* Figure record extracts *
_ _ _ _
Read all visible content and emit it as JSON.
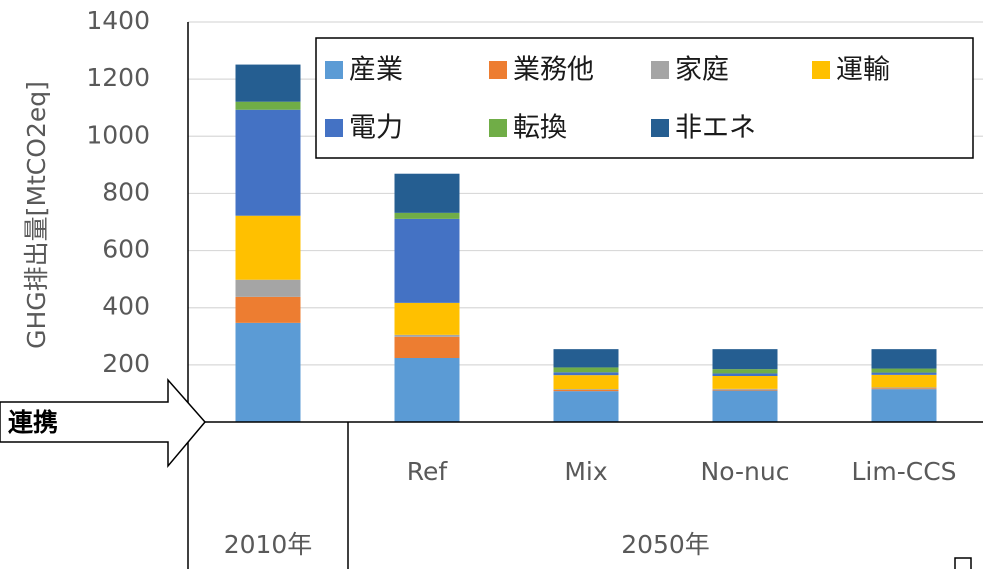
{
  "chart_data": {
    "type": "stacked_bar",
    "y_axis_label": "GHG排出量[MtCO2eq]",
    "categories": [
      null,
      "Ref",
      "Mix",
      "No-nuc",
      "Lim-CCS"
    ],
    "group_labels": [
      "2010年",
      "2050年"
    ],
    "annotation": "連携",
    "ylim": [
      0,
      1400
    ],
    "yticks": [
      200,
      400,
      600,
      800,
      1000,
      1200,
      1400
    ],
    "grid": true,
    "series": [
      {
        "name": "産業",
        "color": "#5b9bd5",
        "values": [
          347,
          224,
          108,
          110,
          115
        ]
      },
      {
        "name": "業務他",
        "color": "#ed7d31",
        "values": [
          91,
          74,
          4,
          3,
          3
        ]
      },
      {
        "name": "家庭",
        "color": "#a5a5a5",
        "values": [
          60,
          7,
          3,
          3,
          3
        ]
      },
      {
        "name": "運輸",
        "color": "#ffc000",
        "values": [
          224,
          112,
          49,
          45,
          44
        ]
      },
      {
        "name": "電力",
        "color": "#4472c4",
        "values": [
          371,
          294,
          10,
          9,
          8
        ]
      },
      {
        "name": "転換",
        "color": "#70ad47",
        "values": [
          28,
          21,
          17,
          15,
          14
        ]
      },
      {
        "name": "非エネ",
        "color": "#255e91",
        "values": [
          130,
          137,
          64,
          70,
          68
        ]
      }
    ]
  }
}
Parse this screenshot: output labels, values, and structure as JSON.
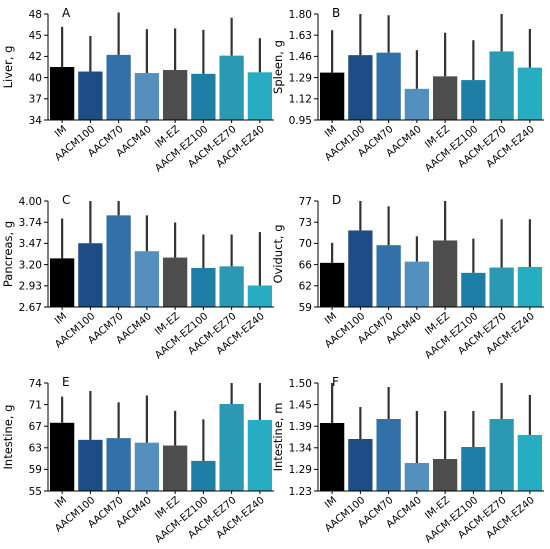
{
  "figure": {
    "colors": [
      "#000000",
      "#1d4c87",
      "#3470a8",
      "#5490be",
      "#4d4d4d",
      "#1f7ea6",
      "#2a99b1",
      "#27adc3"
    ]
  },
  "chart_data": [
    {
      "panel": "A",
      "type": "bar",
      "ylabel": "Liver, g",
      "ylim": [
        34,
        48
      ],
      "yticks": [
        "34",
        "37",
        "40",
        "42",
        "45",
        "48"
      ],
      "categories": [
        "IM",
        "AACM100",
        "AACM70",
        "AACM40",
        "IM-EZ",
        "AACM-EZ100",
        "AACM-EZ70",
        "AACM-EZ40"
      ],
      "values": [
        41.0,
        40.4,
        42.6,
        40.2,
        40.6,
        40.1,
        42.5,
        40.3
      ],
      "error_upper": [
        46.3,
        45.1,
        48.2,
        46.0,
        46.1,
        45.9,
        47.5,
        44.8
      ]
    },
    {
      "panel": "B",
      "type": "bar",
      "ylabel": "Spleen, g",
      "ylim": [
        0.95,
        1.8
      ],
      "yticks": [
        "0.95",
        "1.12",
        "1.29",
        "1.46",
        "1.63",
        "1.80"
      ],
      "categories": [
        "IM",
        "AACM100",
        "AACM70",
        "AACM40",
        "IM-EZ",
        "AACM-EZ100",
        "AACM-EZ70",
        "AACM-EZ40"
      ],
      "values": [
        1.33,
        1.47,
        1.49,
        1.2,
        1.3,
        1.27,
        1.5,
        1.37
      ],
      "error_upper": [
        1.67,
        1.8,
        1.79,
        1.51,
        1.65,
        1.59,
        1.8,
        1.68
      ]
    },
    {
      "panel": "C",
      "type": "bar",
      "ylabel": "Pancreas, g",
      "ylim": [
        2.67,
        4.0
      ],
      "yticks": [
        "2.67",
        "2.93",
        "3.20",
        "3.47",
        "3.74",
        "4.00"
      ],
      "categories": [
        "IM",
        "AACM100",
        "AACM70",
        "AACM40",
        "IM-EZ",
        "AACM-EZ100",
        "AACM-EZ70",
        "AACM-EZ40"
      ],
      "values": [
        3.28,
        3.47,
        3.82,
        3.37,
        3.29,
        3.16,
        3.18,
        2.94
      ],
      "error_upper": [
        3.78,
        4.0,
        4.0,
        3.82,
        3.73,
        3.58,
        3.58,
        3.61
      ]
    },
    {
      "panel": "D",
      "type": "bar",
      "ylabel": "Oviduct, g",
      "ylim": [
        59,
        77
      ],
      "yticks": [
        "59",
        "62",
        "66",
        "70",
        "73",
        "77"
      ],
      "categories": [
        "IM",
        "AACM100",
        "AACM70",
        "AACM40",
        "IM-EZ",
        "AACM-EZ100",
        "AACM-EZ70",
        "AACM-EZ40"
      ],
      "values": [
        66.5,
        72.0,
        69.5,
        66.7,
        70.3,
        64.8,
        65.7,
        65.8
      ],
      "error_upper": [
        69.9,
        77.0,
        76.1,
        71.0,
        77.0,
        70.6,
        73.9,
        73.9
      ]
    },
    {
      "panel": "E",
      "type": "bar",
      "ylabel": "Intestine, g",
      "ylim": [
        55,
        74
      ],
      "yticks": [
        "55",
        "59",
        "63",
        "67",
        "71",
        "74"
      ],
      "categories": [
        "IM",
        "AACM100",
        "AACM70",
        "AACM40",
        "IM-EZ",
        "AACM-EZ100",
        "AACM-EZ70",
        "AACM-EZ40"
      ],
      "values": [
        67.0,
        64.0,
        64.3,
        63.5,
        63.0,
        60.3,
        70.3,
        67.5
      ],
      "error_upper": [
        71.6,
        72.6,
        70.6,
        71.8,
        69.1,
        67.6,
        74.0,
        74.0
      ]
    },
    {
      "panel": "F",
      "type": "bar",
      "ylabel": "Intestine, m",
      "ylim": [
        1.23,
        1.5
      ],
      "yticks": [
        "1.23",
        "1.29",
        "1.34",
        "1.39",
        "1.45",
        "1.50"
      ],
      "categories": [
        "IM",
        "AACM100",
        "AACM70",
        "AACM40",
        "IM-EZ",
        "AACM-EZ100",
        "AACM-EZ70",
        "AACM-EZ40"
      ],
      "values": [
        1.4,
        1.36,
        1.41,
        1.3,
        1.31,
        1.34,
        1.41,
        1.37
      ],
      "error_upper": [
        1.5,
        1.44,
        1.49,
        1.43,
        1.43,
        1.43,
        1.5,
        1.47
      ]
    }
  ]
}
_ _ _ _
* What is being asked *
Each line of the data is to be duplicated exactly; pictures stay out of the copy.

* Answer to this task *
Read all visible content and emit it as JSON.
{
  "chart_data": {
    "type": "stacked_bar",
    "y_axis_label": "GHG排出量[MtCO2eq]",
    "categories": [
      null,
      "Ref",
      "Mix",
      "No-nuc",
      "Lim-CCS"
    ],
    "group_labels": [
      "2010年",
      "2050年"
    ],
    "annotation": "連携",
    "ylim": [
      0,
      1400
    ],
    "yticks": [
      200,
      400,
      600,
      800,
      1000,
      1200,
      1400
    ],
    "grid": true,
    "series": [
      {
        "name": "産業",
        "color": "#5b9bd5",
        "values": [
          347,
          224,
          108,
          110,
          115
        ]
      },
      {
        "name": "業務他",
        "color": "#ed7d31",
        "values": [
          91,
          74,
          4,
          3,
          3
        ]
      },
      {
        "name": "家庭",
        "color": "#a5a5a5",
        "values": [
          60,
          7,
          3,
          3,
          3
        ]
      },
      {
        "name": "運輸",
        "color": "#ffc000",
        "values": [
          224,
          112,
          49,
          45,
          44
        ]
      },
      {
        "name": "電力",
        "color": "#4472c4",
        "values": [
          371,
          294,
          10,
          9,
          8
        ]
      },
      {
        "name": "転換",
        "color": "#70ad47",
        "values": [
          28,
          21,
          17,
          15,
          14
        ]
      },
      {
        "name": "非エネ",
        "color": "#255e91",
        "values": [
          130,
          137,
          64,
          70,
          68
        ]
      }
    ]
  }
}
Parse this screenshot: output labels, values, and structure as JSON.
{
  "figure": {
    "colors": [
      "#000000",
      "#1d4c87",
      "#3470a8",
      "#5490be",
      "#4d4d4d",
      "#1f7ea6",
      "#2a99b1",
      "#27adc3"
    ]
  },
  "chart_data": [
    {
      "panel": "A",
      "type": "bar",
      "ylabel": "Liver, g",
      "ylim": [
        34,
        48
      ],
      "yticks": [
        "34",
        "37",
        "40",
        "42",
        "45",
        "48"
      ],
      "categories": [
        "IM",
        "AACM100",
        "AACM70",
        "AACM40",
        "IM-EZ",
        "AACM-EZ100",
        "AACM-EZ70",
        "AACM-EZ40"
      ],
      "values": [
        41.0,
        40.4,
        42.6,
        40.2,
        40.6,
        40.1,
        42.5,
        40.3
      ],
      "error_upper": [
        46.3,
        45.1,
        48.2,
        46.0,
        46.1,
        45.9,
        47.5,
        44.8
      ]
    },
    {
      "panel": "B",
      "type": "bar",
      "ylabel": "Spleen, g",
      "ylim": [
        0.95,
        1.8
      ],
      "yticks": [
        "0.95",
        "1.12",
        "1.29",
        "1.46",
        "1.63",
        "1.80"
      ],
      "categories": [
        "IM",
        "AACM100",
        "AACM70",
        "AACM40",
        "IM-EZ",
        "AACM-EZ100",
        "AACM-EZ70",
        "AACM-EZ40"
      ],
      "values": [
        1.33,
        1.47,
        1.49,
        1.2,
        1.3,
        1.27,
        1.5,
        1.37
      ],
      "error_upper": [
        1.67,
        1.8,
        1.79,
        1.51,
        1.65,
        1.59,
        1.8,
        1.68
      ]
    },
    {
      "panel": "C",
      "type": "bar",
      "ylabel": "Pancreas, g",
      "ylim": [
        2.67,
        4.0
      ],
      "yticks": [
        "2.67",
        "2.93",
        "3.20",
        "3.47",
        "3.74",
        "4.00"
      ],
      "categories": [
        "IM",
        "AACM100",
        "AACM70",
        "AACM40",
        "IM-EZ",
        "AACM-EZ100",
        "AACM-EZ70",
        "AACM-EZ40"
      ],
      "values": [
        3.28,
        3.47,
        3.82,
        3.37,
        3.29,
        3.16,
        3.18,
        2.94
      ],
      "error_upper": [
        3.78,
        4.0,
        4.0,
        3.82,
        3.73,
        3.58,
        3.58,
        3.61
      ]
    },
    {
      "panel": "D",
      "type": "bar",
      "ylabel": "Oviduct, g",
      "ylim": [
        59,
        77
      ],
      "yticks": [
        "59",
        "62",
        "66",
        "70",
        "73",
        "77"
      ],
      "categories": [
        "IM",
        "AACM100",
        "AACM70",
        "AACM40",
        "IM-EZ",
        "AACM-EZ100",
        "AACM-EZ70",
        "AACM-EZ40"
      ],
      "values": [
        66.5,
        72.0,
        69.5,
        66.7,
        70.3,
        64.8,
        65.7,
        65.8
      ],
      "error_upper": [
        69.9,
        77.0,
        76.1,
        71.0,
        77.0,
        70.6,
        73.9,
        73.9
      ]
    },
    {
      "panel": "E",
      "type": "bar",
      "ylabel": "Intestine, g",
      "ylim": [
        55,
        74
      ],
      "yticks": [
        "55",
        "59",
        "63",
        "67",
        "71",
        "74"
      ],
      "categories": [
        "IM",
        "AACM100",
        "AACM70",
        "AACM40",
        "IM-EZ",
        "AACM-EZ100",
        "AACM-EZ70",
        "AACM-EZ40"
      ],
      "values": [
        67.0,
        64.0,
        64.3,
        63.5,
        63.0,
        60.3,
        70.3,
        67.5
      ],
      "error_upper": [
        71.6,
        72.6,
        70.6,
        71.8,
        69.1,
        67.6,
        74.0,
        74.0
      ]
    },
    {
      "panel": "F",
      "type": "bar",
      "ylabel": "Intestine, m",
      "ylim": [
        1.23,
        1.5
      ],
      "yticks": [
        "1.23",
        "1.29",
        "1.34",
        "1.39",
        "1.45",
        "1.50"
      ],
      "categories": [
        "IM",
        "AACM100",
        "AACM70",
        "AACM40",
        "IM-EZ",
        "AACM-EZ100",
        "AACM-EZ70",
        "AACM-EZ40"
      ],
      "values": [
        1.4,
        1.36,
        1.41,
        1.3,
        1.31,
        1.34,
        1.41,
        1.37
      ],
      "error_upper": [
        1.5,
        1.44,
        1.49,
        1.43,
        1.43,
        1.43,
        1.5,
        1.47
      ]
    }
  ]
}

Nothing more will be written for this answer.